• Objective: Copy, in full, each line of the material that holds the word "πυραμίδων".

• Collection entries:
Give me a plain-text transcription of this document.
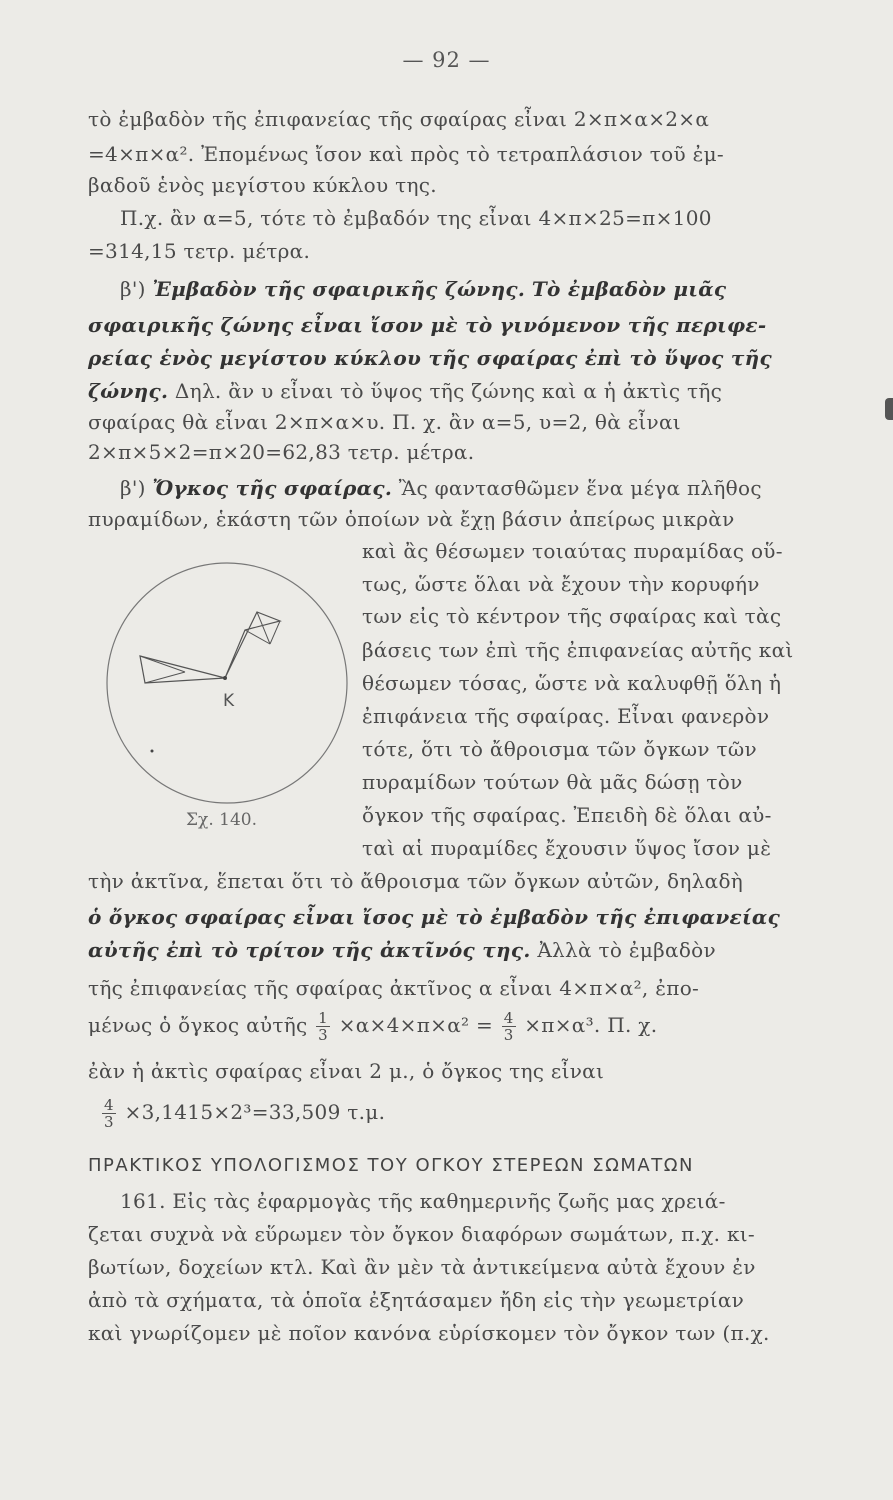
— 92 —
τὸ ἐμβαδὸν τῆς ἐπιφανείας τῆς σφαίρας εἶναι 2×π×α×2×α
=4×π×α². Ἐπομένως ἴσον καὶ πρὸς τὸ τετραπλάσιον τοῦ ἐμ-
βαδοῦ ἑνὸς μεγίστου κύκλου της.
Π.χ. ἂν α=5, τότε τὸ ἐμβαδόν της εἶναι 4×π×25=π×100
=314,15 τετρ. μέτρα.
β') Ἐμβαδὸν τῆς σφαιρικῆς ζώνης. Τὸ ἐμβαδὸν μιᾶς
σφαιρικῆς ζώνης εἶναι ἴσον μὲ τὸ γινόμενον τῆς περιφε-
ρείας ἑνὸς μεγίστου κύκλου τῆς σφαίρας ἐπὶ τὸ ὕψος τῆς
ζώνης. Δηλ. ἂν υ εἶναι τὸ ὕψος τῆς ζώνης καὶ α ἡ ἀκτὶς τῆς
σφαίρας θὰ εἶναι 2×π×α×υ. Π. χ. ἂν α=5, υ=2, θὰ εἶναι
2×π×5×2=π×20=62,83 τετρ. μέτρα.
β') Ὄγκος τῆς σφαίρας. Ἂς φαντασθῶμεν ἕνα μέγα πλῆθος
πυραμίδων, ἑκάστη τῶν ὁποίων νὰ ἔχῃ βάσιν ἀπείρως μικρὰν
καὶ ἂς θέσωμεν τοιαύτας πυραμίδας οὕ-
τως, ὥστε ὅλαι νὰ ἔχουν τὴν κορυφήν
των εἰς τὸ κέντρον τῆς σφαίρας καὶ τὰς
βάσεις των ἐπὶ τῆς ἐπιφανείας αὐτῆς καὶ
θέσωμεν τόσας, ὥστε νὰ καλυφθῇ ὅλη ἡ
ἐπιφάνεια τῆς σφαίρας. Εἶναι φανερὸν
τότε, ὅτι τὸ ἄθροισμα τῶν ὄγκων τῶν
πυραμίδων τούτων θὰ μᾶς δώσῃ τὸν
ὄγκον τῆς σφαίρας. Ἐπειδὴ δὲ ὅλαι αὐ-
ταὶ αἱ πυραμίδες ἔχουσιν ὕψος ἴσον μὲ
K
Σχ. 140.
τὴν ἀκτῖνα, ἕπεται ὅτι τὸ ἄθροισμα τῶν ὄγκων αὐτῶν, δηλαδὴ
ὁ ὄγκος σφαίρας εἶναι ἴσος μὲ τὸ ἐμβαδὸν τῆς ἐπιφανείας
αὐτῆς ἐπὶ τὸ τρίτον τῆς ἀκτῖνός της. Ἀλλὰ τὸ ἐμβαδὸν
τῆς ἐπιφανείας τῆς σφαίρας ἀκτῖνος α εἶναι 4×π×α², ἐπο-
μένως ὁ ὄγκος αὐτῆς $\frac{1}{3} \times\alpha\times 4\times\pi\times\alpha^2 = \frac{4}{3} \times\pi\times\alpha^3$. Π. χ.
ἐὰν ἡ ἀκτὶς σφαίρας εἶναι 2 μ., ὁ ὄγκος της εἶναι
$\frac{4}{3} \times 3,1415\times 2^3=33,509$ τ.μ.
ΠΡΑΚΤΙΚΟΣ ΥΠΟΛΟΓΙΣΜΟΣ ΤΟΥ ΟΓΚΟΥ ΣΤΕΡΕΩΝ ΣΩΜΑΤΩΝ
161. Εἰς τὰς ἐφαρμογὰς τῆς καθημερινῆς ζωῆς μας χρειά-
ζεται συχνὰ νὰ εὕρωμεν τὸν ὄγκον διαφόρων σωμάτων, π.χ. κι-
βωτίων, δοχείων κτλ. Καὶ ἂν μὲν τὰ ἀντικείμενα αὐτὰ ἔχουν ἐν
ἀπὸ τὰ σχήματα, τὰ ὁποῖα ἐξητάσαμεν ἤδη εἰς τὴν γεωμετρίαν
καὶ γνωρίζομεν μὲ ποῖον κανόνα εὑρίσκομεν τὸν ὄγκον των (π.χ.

• In response:
πυραμίδων, ἑκάστη τῶν ὁποίων νὰ ἔχῃ βάσιν ἀπείρως μικρὰν
πυραμίδων τούτων θὰ μᾶς δώσῃ τὸν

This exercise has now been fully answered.